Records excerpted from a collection
++++++++
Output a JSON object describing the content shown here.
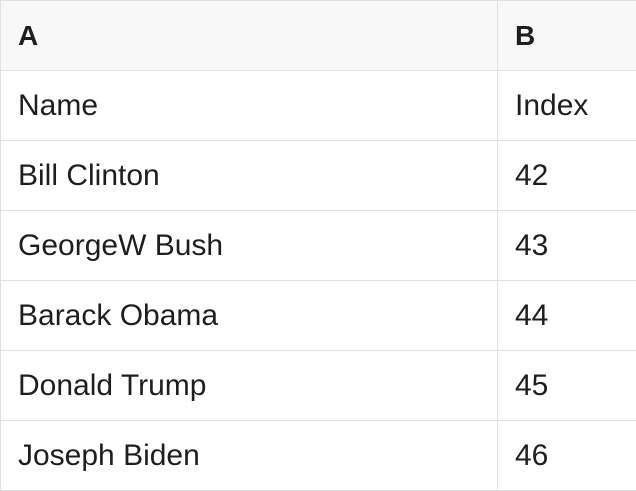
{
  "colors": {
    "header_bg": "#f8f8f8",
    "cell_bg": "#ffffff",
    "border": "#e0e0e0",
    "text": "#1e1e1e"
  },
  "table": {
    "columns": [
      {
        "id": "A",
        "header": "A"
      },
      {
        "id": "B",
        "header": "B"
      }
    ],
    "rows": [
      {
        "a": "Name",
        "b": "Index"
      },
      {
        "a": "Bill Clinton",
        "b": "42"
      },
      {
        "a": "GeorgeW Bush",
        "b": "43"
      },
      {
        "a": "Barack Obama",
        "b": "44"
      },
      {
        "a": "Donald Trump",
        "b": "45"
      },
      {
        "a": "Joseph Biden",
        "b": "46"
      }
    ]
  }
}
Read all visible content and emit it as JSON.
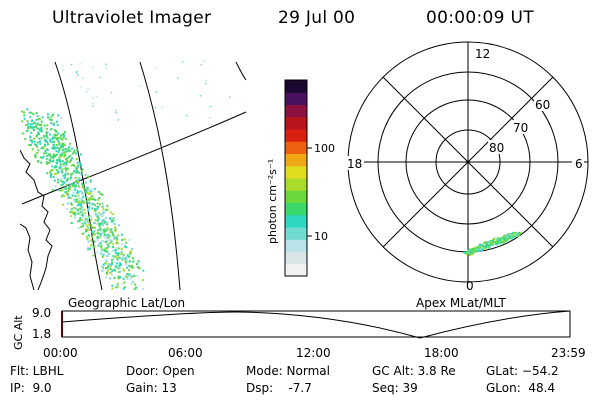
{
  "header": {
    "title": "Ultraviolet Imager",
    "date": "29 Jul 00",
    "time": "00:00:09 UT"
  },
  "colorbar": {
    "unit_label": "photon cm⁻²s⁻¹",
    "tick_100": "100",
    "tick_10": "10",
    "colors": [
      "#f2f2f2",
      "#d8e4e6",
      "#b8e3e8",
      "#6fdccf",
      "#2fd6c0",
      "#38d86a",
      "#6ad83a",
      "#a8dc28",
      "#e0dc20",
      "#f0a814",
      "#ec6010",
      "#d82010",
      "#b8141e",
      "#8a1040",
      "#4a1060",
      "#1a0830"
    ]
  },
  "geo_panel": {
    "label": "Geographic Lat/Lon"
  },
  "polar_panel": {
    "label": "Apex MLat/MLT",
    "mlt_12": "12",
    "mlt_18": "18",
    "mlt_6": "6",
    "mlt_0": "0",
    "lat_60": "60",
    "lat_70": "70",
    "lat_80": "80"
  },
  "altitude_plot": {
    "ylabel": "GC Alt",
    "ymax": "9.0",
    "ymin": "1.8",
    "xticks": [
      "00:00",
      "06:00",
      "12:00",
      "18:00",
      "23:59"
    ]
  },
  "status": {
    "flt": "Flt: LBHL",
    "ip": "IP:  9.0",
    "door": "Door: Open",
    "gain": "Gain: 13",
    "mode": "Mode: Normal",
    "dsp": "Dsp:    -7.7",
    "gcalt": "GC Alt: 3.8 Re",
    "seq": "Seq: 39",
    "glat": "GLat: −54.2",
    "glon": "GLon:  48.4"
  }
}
++++++++
◆ Goal ◆
Print out the material word for word, omitting the pictures.

◆ Finished exercise ◆
Output a JSON object describing the content shown here.
{
  "colors": {
    "header_bg": "#f8f8f8",
    "cell_bg": "#ffffff",
    "border": "#e0e0e0",
    "text": "#1e1e1e"
  },
  "table": {
    "columns": [
      {
        "id": "A",
        "header": "A"
      },
      {
        "id": "B",
        "header": "B"
      }
    ],
    "rows": [
      {
        "a": "Name",
        "b": "Index"
      },
      {
        "a": "Bill Clinton",
        "b": "42"
      },
      {
        "a": "GeorgeW Bush",
        "b": "43"
      },
      {
        "a": "Barack Obama",
        "b": "44"
      },
      {
        "a": "Donald Trump",
        "b": "45"
      },
      {
        "a": "Joseph Biden",
        "b": "46"
      }
    ]
  }
}
Read all visible content and emit it as JSON.
{
  "header": {
    "title": "Ultraviolet Imager",
    "date": "29 Jul 00",
    "time": "00:00:09 UT"
  },
  "colorbar": {
    "unit_label": "photon cm⁻²s⁻¹",
    "tick_100": "100",
    "tick_10": "10",
    "colors": [
      "#f2f2f2",
      "#d8e4e6",
      "#b8e3e8",
      "#6fdccf",
      "#2fd6c0",
      "#38d86a",
      "#6ad83a",
      "#a8dc28",
      "#e0dc20",
      "#f0a814",
      "#ec6010",
      "#d82010",
      "#b8141e",
      "#8a1040",
      "#4a1060",
      "#1a0830"
    ]
  },
  "geo_panel": {
    "label": "Geographic Lat/Lon"
  },
  "polar_panel": {
    "label": "Apex MLat/MLT",
    "mlt_12": "12",
    "mlt_18": "18",
    "mlt_6": "6",
    "mlt_0": "0",
    "lat_60": "60",
    "lat_70": "70",
    "lat_80": "80"
  },
  "altitude_plot": {
    "ylabel": "GC Alt",
    "ymax": "9.0",
    "ymin": "1.8",
    "xticks": [
      "00:00",
      "06:00",
      "12:00",
      "18:00",
      "23:59"
    ]
  },
  "status": {
    "flt": "Flt: LBHL",
    "ip": "IP:  9.0",
    "door": "Door: Open",
    "gain": "Gain: 13",
    "mode": "Mode: Normal",
    "dsp": "Dsp:    -7.7",
    "gcalt": "GC Alt: 3.8 Re",
    "seq": "Seq: 39",
    "glat": "GLat: −54.2",
    "glon": "GLon:  48.4"
  }
}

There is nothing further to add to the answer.